_Inténtelo usted_. En el fragmento sobre la red desmantelada en Almería, enumere las localidades en las que se efectuaron los registros policiales.

Una operación conjunta entre la Policía Nacional y la Guardia Civil, en colaboración con Europol, ha logrado desmantelar una red internacional que operaba en la provincia de Almería. La intervención policial ha culminado con la detención de nueve individuos tras diez registros realizados en puntos clave de la costa andaluza, asestando un duro golpe a las finanzas de las mafias que organizan travesías marítimas clandestinas en el Mediterráneo.
La organización criminal, además de facilitar la inmigración irregular, se dedicaba al narcotráfico y gestionaba de forma continua el tráfico humano. Sus actividades incluían la interlocución en origen, la organización de las travesías y el suministro de combustible a embarcaciones rápidas tipo Go-Fast, conocido como «petaqueo». Se estima que la red proveyó más de 50.000 litros de combustible a estas lanchas.
La banda también ofrecía servicios logísticos como «estaciones de servicio y talleres esporádicos», proporcionando víveres, ropa, piezas mecánicas y relevos de patrones en alta mar. El cabecilla principal de la trama acumuló un patrimonio superior a los 500.000 euros en un solo año, utilizando una empresa instrumental y testaferros para adquirir inmuebles y vehículos de lujo.
Los registros policiales se llevaron a cabo en propiedades situadas en Almería, Roquetas de Mar, Vícar y Adra, que servían como centros de operaciones logísticas. En estas bases se almacenaban motores y se habilitaban espacios para el descanso oculto de los patrones de las embarcaciones.
Durante el operativo se intervinieron 43.000 euros en efectivo, 61 kilos de hachís, dos embarcaciones de gran tamaño, documentación falsa, 30 vehículos y tres potentes motores náuticos de 425 caballos de fuerza. La Sección de Instrucción del Tribunal de Instancia Número 3 de Almería y la Fiscalía han decretado prisión provisional para tres de los detenidos, mientras la investigación continúa abierta para el resto de implicados.

(Ítems de un conjunto de datos)
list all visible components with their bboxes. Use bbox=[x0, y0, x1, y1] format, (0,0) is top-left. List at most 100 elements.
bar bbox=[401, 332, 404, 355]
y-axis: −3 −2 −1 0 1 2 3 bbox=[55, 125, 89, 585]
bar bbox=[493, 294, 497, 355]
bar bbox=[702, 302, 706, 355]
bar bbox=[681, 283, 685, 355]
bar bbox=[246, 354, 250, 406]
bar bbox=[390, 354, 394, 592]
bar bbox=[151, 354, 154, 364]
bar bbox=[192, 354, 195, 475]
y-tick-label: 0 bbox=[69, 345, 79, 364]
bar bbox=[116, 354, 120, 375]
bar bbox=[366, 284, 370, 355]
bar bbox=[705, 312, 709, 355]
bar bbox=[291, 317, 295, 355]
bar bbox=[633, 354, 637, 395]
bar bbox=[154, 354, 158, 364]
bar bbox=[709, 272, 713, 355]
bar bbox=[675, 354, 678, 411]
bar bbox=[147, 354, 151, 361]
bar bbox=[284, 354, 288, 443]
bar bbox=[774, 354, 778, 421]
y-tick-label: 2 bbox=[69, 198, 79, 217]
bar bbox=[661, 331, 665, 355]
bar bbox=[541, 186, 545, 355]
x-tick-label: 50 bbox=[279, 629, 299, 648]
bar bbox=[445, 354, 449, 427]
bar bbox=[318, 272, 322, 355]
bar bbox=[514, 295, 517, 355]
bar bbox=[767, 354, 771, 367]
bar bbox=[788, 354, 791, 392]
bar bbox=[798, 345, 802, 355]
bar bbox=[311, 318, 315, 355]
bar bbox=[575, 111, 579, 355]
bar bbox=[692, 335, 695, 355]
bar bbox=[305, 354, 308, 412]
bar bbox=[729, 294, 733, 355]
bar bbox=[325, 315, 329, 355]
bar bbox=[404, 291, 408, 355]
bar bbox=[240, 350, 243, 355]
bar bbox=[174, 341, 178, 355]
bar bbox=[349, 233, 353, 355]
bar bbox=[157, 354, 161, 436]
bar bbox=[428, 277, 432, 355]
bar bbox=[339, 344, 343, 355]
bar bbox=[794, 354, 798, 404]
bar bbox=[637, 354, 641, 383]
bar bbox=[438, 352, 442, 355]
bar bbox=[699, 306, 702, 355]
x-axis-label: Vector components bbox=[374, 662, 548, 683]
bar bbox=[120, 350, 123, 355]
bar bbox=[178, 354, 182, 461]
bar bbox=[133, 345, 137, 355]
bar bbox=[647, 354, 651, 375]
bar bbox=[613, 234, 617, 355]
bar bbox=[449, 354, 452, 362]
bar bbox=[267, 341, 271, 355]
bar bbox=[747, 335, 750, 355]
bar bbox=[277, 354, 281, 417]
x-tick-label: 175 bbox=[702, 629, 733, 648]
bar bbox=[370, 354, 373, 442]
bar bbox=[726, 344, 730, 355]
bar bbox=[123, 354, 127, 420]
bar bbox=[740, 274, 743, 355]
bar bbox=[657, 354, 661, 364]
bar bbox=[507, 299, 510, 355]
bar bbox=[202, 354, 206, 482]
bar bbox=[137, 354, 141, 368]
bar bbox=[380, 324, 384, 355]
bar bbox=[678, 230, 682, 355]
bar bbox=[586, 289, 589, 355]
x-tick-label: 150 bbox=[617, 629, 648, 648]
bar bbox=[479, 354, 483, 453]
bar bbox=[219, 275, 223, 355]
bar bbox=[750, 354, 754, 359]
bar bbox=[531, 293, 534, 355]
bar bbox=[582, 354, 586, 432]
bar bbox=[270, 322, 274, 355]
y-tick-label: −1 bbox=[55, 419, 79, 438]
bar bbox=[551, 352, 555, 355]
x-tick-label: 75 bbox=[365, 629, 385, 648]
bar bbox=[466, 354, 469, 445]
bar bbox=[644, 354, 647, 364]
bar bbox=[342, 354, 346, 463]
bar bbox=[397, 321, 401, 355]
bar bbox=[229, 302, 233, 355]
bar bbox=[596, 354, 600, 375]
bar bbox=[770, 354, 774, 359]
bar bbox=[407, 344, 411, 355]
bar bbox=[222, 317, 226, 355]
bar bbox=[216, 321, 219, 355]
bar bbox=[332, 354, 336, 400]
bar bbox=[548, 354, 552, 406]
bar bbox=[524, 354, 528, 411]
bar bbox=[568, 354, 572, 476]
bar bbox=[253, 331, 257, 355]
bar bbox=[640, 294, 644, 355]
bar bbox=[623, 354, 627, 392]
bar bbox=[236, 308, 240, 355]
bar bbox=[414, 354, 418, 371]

_Respuesta del ejercicio_. Almería, Roquetas de Mar, Vícar y Adra.